* **PROBLEM TO WORK ON**: Transcribe the listing verbatim. Do not carry over any pictures.

[Collected data entries]
********************

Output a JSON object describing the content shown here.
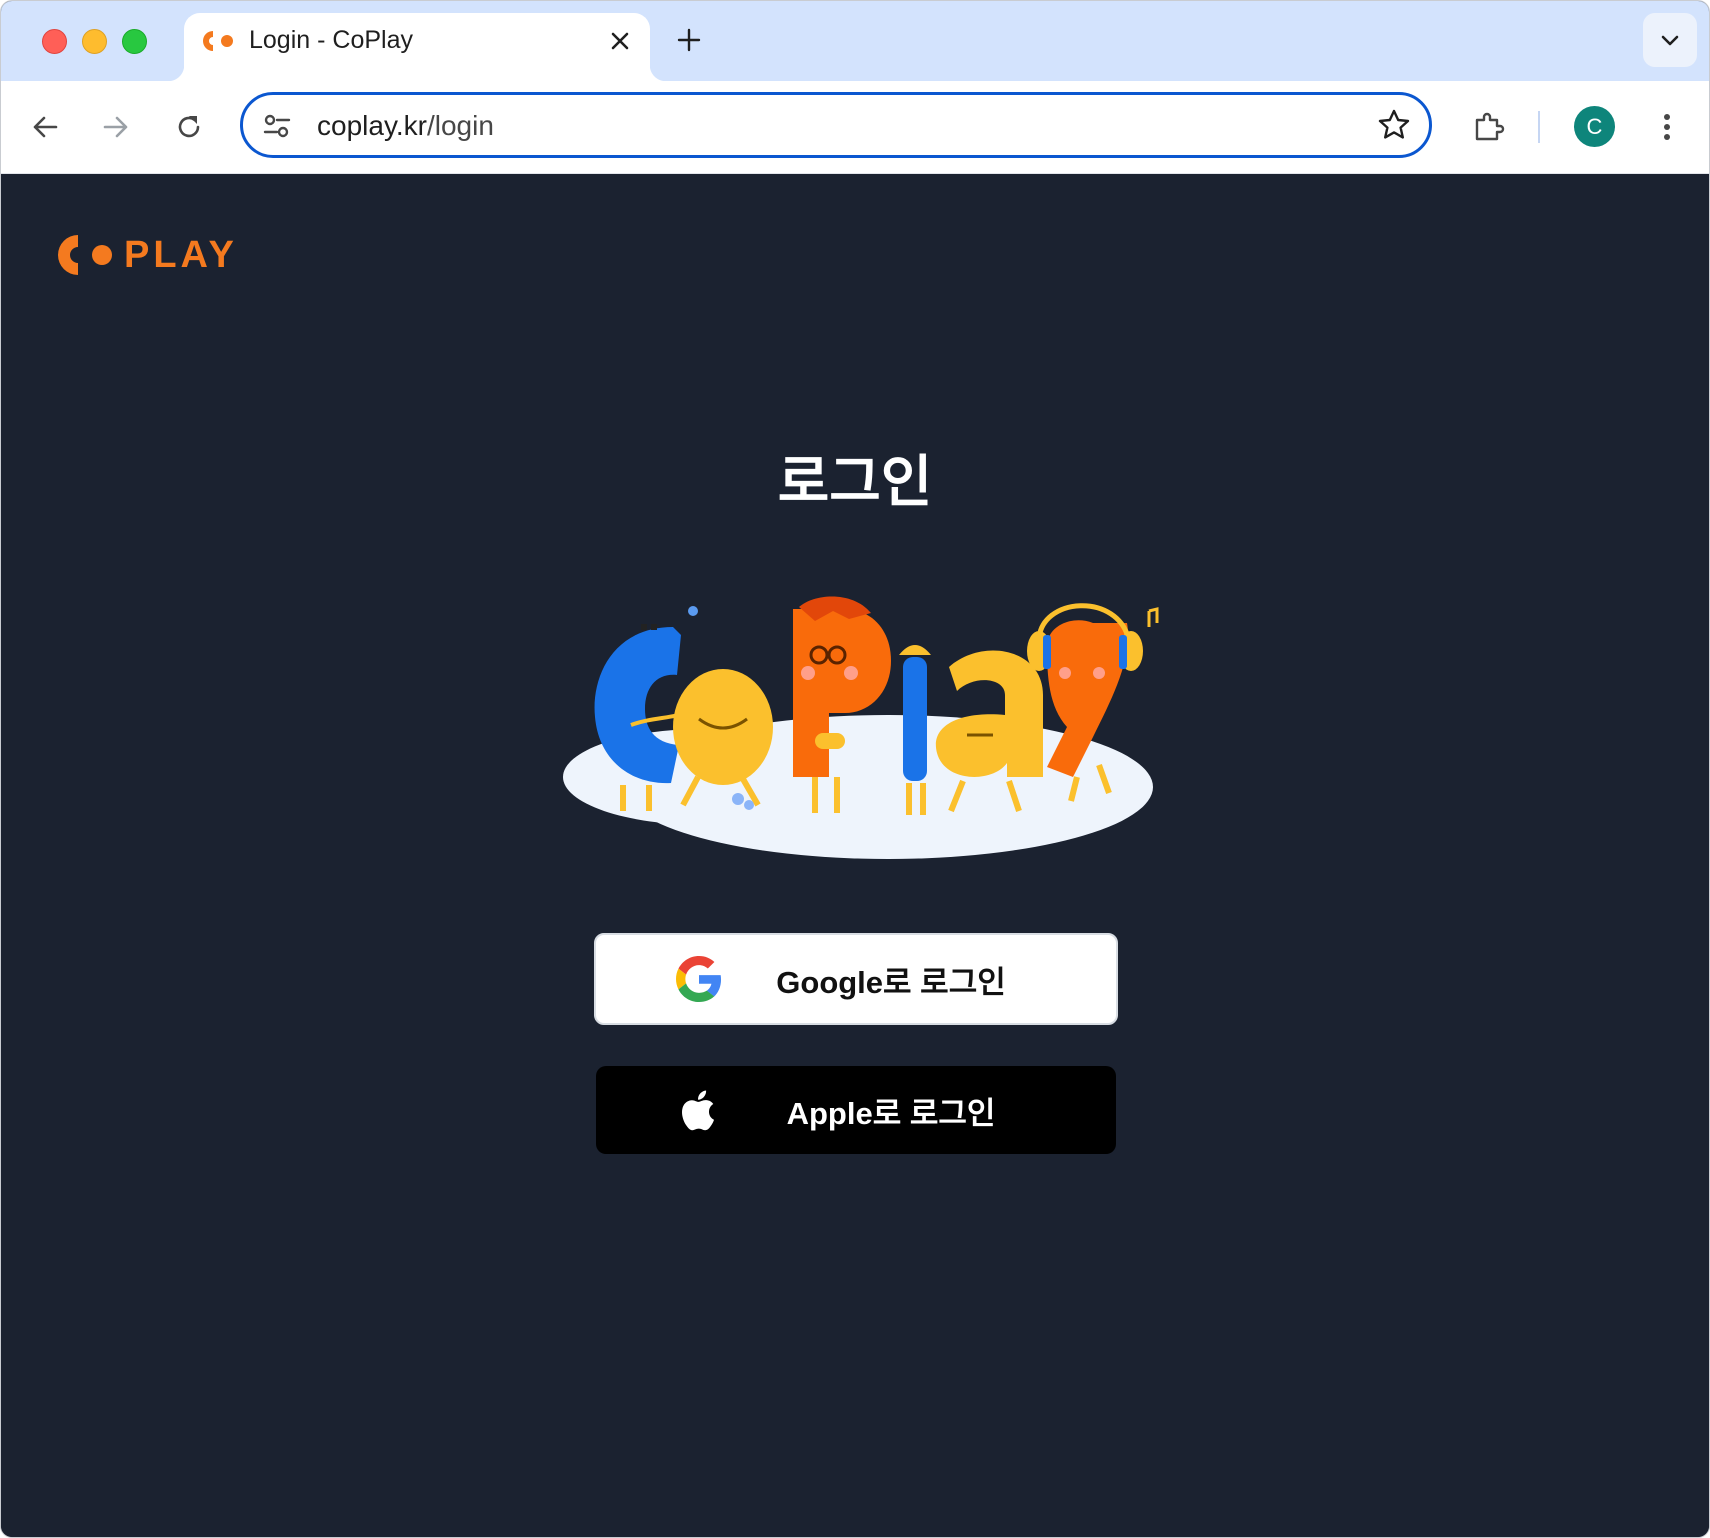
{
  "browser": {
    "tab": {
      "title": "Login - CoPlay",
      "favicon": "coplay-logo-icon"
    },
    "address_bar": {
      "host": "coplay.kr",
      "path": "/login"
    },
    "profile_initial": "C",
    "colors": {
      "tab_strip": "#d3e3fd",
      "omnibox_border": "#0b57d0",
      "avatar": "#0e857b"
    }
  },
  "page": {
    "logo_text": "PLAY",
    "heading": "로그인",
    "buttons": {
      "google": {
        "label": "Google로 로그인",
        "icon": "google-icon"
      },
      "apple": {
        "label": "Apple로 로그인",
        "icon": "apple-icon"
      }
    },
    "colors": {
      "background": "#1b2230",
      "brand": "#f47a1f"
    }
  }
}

********************

* **EXERCISE OUTPUT**:
Output a JSON object describing the content shown here.
{
  "browser": {
    "tab": {
      "title": "Login - CoPlay",
      "favicon": "coplay-logo-icon"
    },
    "address_bar": {
      "host": "coplay.kr",
      "path": "/login"
    },
    "profile_initial": "C",
    "colors": {
      "tab_strip": "#d3e3fd",
      "omnibox_border": "#0b57d0",
      "avatar": "#0e857b"
    }
  },
  "page": {
    "logo_text": "PLAY",
    "heading": "로그인",
    "buttons": {
      "google": {
        "label": "Google로 로그인",
        "icon": "google-icon"
      },
      "apple": {
        "label": "Apple로 로그인",
        "icon": "apple-icon"
      }
    },
    "colors": {
      "background": "#1b2230",
      "brand": "#f47a1f"
    }
  }
}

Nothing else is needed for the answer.